---- Records shown

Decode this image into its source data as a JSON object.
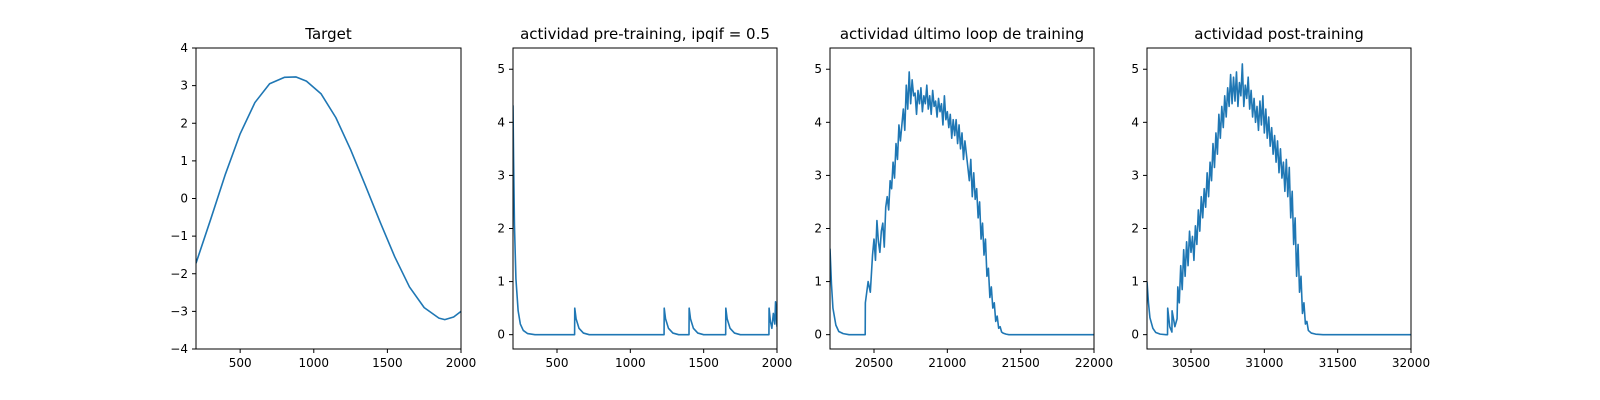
{
  "colors": {
    "series": "#1f77b4",
    "axes": "#000000",
    "background": "#ffffff"
  },
  "chart_data": [
    {
      "type": "line",
      "title": "Target",
      "xlabel": "",
      "ylabel": "",
      "xlim": [
        200,
        2000
      ],
      "ylim": [
        -4,
        4
      ],
      "xticks": [
        500,
        1000,
        1500,
        2000
      ],
      "yticks": [
        -4,
        -3,
        -2,
        -1,
        0,
        1,
        2,
        3,
        4
      ],
      "xtick_labels": [
        "500",
        "1000",
        "1500",
        "2000"
      ],
      "ytick_labels": [
        "−4",
        "−3",
        "−2",
        "−1",
        "0",
        "1",
        "2",
        "3",
        "4"
      ],
      "grid": false,
      "series": [
        {
          "x": [
            200,
            300,
            400,
            500,
            600,
            700,
            800,
            880,
            950,
            1050,
            1150,
            1250,
            1350,
            1450,
            1550,
            1650,
            1750,
            1850,
            1890,
            1950,
            2000
          ],
          "y": [
            -1.72,
            -0.55,
            0.65,
            1.72,
            2.55,
            3.05,
            3.22,
            3.23,
            3.12,
            2.78,
            2.15,
            1.3,
            0.35,
            -0.62,
            -1.55,
            -2.35,
            -2.9,
            -3.18,
            -3.22,
            -3.15,
            -3.0
          ]
        }
      ]
    },
    {
      "type": "line",
      "title": "actividad pre-training, ipqif = 0.5",
      "xlabel": "",
      "ylabel": "",
      "xlim": [
        200,
        2000
      ],
      "ylim": [
        -0.27,
        5.4
      ],
      "xticks": [
        500,
        1000,
        1500,
        2000
      ],
      "yticks": [
        0,
        1,
        2,
        3,
        4,
        5
      ],
      "xtick_labels": [
        "500",
        "1000",
        "1500",
        "2000"
      ],
      "ytick_labels": [
        "0",
        "1",
        "2",
        "3",
        "4",
        "5"
      ],
      "grid": false,
      "series": [
        {
          "x": [
            200,
            204,
            210,
            220,
            235,
            250,
            270,
            300,
            350,
            620,
            621,
            630,
            650,
            680,
            720,
            1230,
            1231,
            1240,
            1260,
            1290,
            1330,
            1400,
            1401,
            1410,
            1430,
            1460,
            1500,
            1650,
            1651,
            1660,
            1680,
            1710,
            1750,
            1945,
            1946,
            1955,
            1965,
            1975,
            1985,
            1990,
            2000
          ],
          "y": [
            4.32,
            3.3,
            2.05,
            1.05,
            0.45,
            0.2,
            0.08,
            0.02,
            0.0,
            0.0,
            0.5,
            0.3,
            0.12,
            0.03,
            0.0,
            0.0,
            0.5,
            0.3,
            0.12,
            0.03,
            0.0,
            0.0,
            0.5,
            0.3,
            0.12,
            0.03,
            0.0,
            0.0,
            0.5,
            0.3,
            0.12,
            0.03,
            0.0,
            0.0,
            0.5,
            0.25,
            0.12,
            0.4,
            0.2,
            0.62,
            0.15
          ]
        }
      ]
    },
    {
      "type": "line",
      "title": "actividad último loop de training",
      "xlabel": "",
      "ylabel": "",
      "xlim": [
        20200,
        22000
      ],
      "ylim": [
        -0.27,
        5.4
      ],
      "xticks": [
        20500,
        21000,
        21500,
        22000
      ],
      "yticks": [
        0,
        1,
        2,
        3,
        4,
        5
      ],
      "xtick_labels": [
        "20500",
        "21000",
        "21500",
        "22000"
      ],
      "ytick_labels": [
        "0",
        "1",
        "2",
        "3",
        "4",
        "5"
      ],
      "grid": false,
      "series": [
        {
          "x": [
            20200,
            20210,
            20220,
            20240,
            20260,
            20290,
            20330,
            20400,
            20440,
            20441,
            20460,
            20475,
            20490,
            20500,
            20510,
            20520,
            20530,
            20540,
            20550,
            20560,
            20570,
            20580,
            20590,
            20600,
            20610,
            20620,
            20630,
            20640,
            20650,
            20660,
            20670,
            20680,
            20690,
            20700,
            20710,
            20720,
            20730,
            20740,
            20750,
            20760,
            20770,
            20780,
            20790,
            20800,
            20810,
            20820,
            20830,
            20840,
            20850,
            20860,
            20870,
            20880,
            20890,
            20900,
            20910,
            20920,
            20930,
            20940,
            20950,
            20960,
            20970,
            20980,
            20990,
            21000,
            21010,
            21020,
            21030,
            21040,
            21050,
            21060,
            21070,
            21080,
            21090,
            21100,
            21110,
            21120,
            21130,
            21140,
            21150,
            21160,
            21170,
            21180,
            21190,
            21200,
            21210,
            21220,
            21230,
            21240,
            21250,
            21260,
            21270,
            21280,
            21290,
            21300,
            21310,
            21320,
            21330,
            21340,
            21350,
            21360,
            21370,
            21380,
            21400,
            21420,
            21450,
            21500,
            21600,
            22000
          ],
          "y": [
            1.62,
            0.95,
            0.5,
            0.18,
            0.06,
            0.02,
            0.0,
            0.0,
            0.0,
            0.6,
            1.0,
            0.8,
            1.5,
            1.8,
            1.4,
            2.15,
            1.75,
            1.55,
            1.95,
            2.1,
            1.65,
            2.4,
            2.6,
            2.35,
            2.9,
            2.75,
            3.25,
            2.95,
            3.6,
            3.3,
            3.95,
            3.65,
            3.95,
            4.25,
            3.85,
            4.7,
            4.25,
            4.95,
            4.35,
            4.8,
            4.5,
            4.55,
            4.15,
            4.6,
            4.35,
            4.65,
            4.2,
            4.5,
            4.35,
            4.7,
            4.25,
            4.5,
            4.15,
            4.6,
            4.3,
            4.4,
            4.1,
            4.45,
            4.2,
            4.35,
            3.95,
            4.5,
            4.05,
            4.2,
            3.9,
            4.15,
            3.7,
            4.05,
            3.75,
            4.05,
            3.6,
            3.95,
            3.5,
            3.8,
            3.3,
            3.65,
            3.4,
            3.15,
            2.9,
            3.3,
            2.6,
            3.05,
            2.55,
            2.75,
            2.2,
            2.5,
            1.8,
            2.1,
            1.5,
            1.8,
            1.1,
            1.25,
            0.7,
            0.9,
            0.5,
            0.6,
            0.25,
            0.35,
            0.12,
            0.15,
            0.05,
            0.03,
            0.01,
            0.0,
            0.0,
            0.0,
            0.0,
            0.0
          ]
        }
      ]
    },
    {
      "type": "line",
      "title": "actividad post-training",
      "xlabel": "",
      "ylabel": "",
      "xlim": [
        30200,
        32000
      ],
      "ylim": [
        -0.27,
        5.4
      ],
      "xticks": [
        30500,
        31000,
        31500,
        32000
      ],
      "yticks": [
        0,
        1,
        2,
        3,
        4,
        5
      ],
      "xtick_labels": [
        "30500",
        "31000",
        "31500",
        "32000"
      ],
      "ytick_labels": [
        "0",
        "1",
        "2",
        "3",
        "4",
        "5"
      ],
      "grid": false,
      "series": [
        {
          "x": [
            30200,
            30210,
            30220,
            30240,
            30260,
            30290,
            30330,
            30340,
            30341,
            30355,
            30370,
            30371,
            30390,
            30405,
            30410,
            30420,
            30430,
            30440,
            30450,
            30460,
            30470,
            30480,
            30490,
            30500,
            30510,
            30520,
            30530,
            30540,
            30550,
            30560,
            30570,
            30580,
            30590,
            30600,
            30610,
            30620,
            30630,
            30640,
            30650,
            30660,
            30670,
            30680,
            30690,
            30700,
            30710,
            30720,
            30730,
            30740,
            30750,
            30760,
            30770,
            30780,
            30790,
            30800,
            30810,
            30820,
            30830,
            30840,
            30850,
            30860,
            30870,
            30880,
            30890,
            30900,
            30910,
            30920,
            30930,
            30940,
            30950,
            30960,
            30970,
            30980,
            30990,
            31000,
            31010,
            31020,
            31030,
            31040,
            31050,
            31060,
            31070,
            31080,
            31090,
            31100,
            31110,
            31120,
            31130,
            31140,
            31150,
            31160,
            31170,
            31180,
            31190,
            31200,
            31210,
            31220,
            31230,
            31240,
            31250,
            31260,
            31270,
            31280,
            31290,
            31300,
            31320,
            31350,
            31400,
            31500,
            32000
          ],
          "y": [
            1.0,
            0.6,
            0.32,
            0.12,
            0.04,
            0.01,
            0.0,
            0.0,
            0.5,
            0.15,
            0.05,
            0.45,
            0.15,
            0.3,
            0.9,
            0.6,
            1.3,
            0.85,
            1.6,
            1.1,
            1.75,
            1.3,
            1.95,
            1.55,
            1.85,
            1.4,
            2.05,
            1.7,
            2.35,
            1.95,
            2.6,
            2.2,
            2.75,
            2.4,
            3.05,
            2.6,
            3.25,
            2.9,
            3.6,
            3.15,
            3.8,
            3.4,
            4.15,
            3.7,
            4.3,
            3.9,
            4.5,
            4.1,
            4.65,
            4.3,
            4.9,
            4.35,
            4.85,
            4.4,
            4.95,
            4.3,
            4.75,
            4.5,
            5.1,
            4.3,
            4.7,
            4.45,
            4.85,
            4.25,
            4.6,
            4.1,
            4.45,
            4.0,
            4.3,
            3.85,
            4.4,
            3.95,
            4.5,
            3.8,
            4.25,
            3.7,
            4.1,
            3.55,
            3.9,
            3.4,
            3.75,
            3.25,
            3.65,
            3.05,
            3.5,
            2.95,
            3.25,
            2.7,
            3.3,
            2.6,
            3.15,
            2.2,
            2.7,
            1.7,
            2.2,
            1.1,
            1.7,
            0.8,
            1.1,
            0.4,
            0.6,
            0.2,
            0.25,
            0.08,
            0.03,
            0.01,
            0.0,
            0.0,
            0.0
          ]
        }
      ]
    }
  ]
}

--------

Work to do - From the data, collect all lines where the string "actividad" appears.

Task solution -
      "title": "actividad pre-training, ipqif = 0.5",
      "title": "actividad último loop de training",
      "title": "actividad post-training",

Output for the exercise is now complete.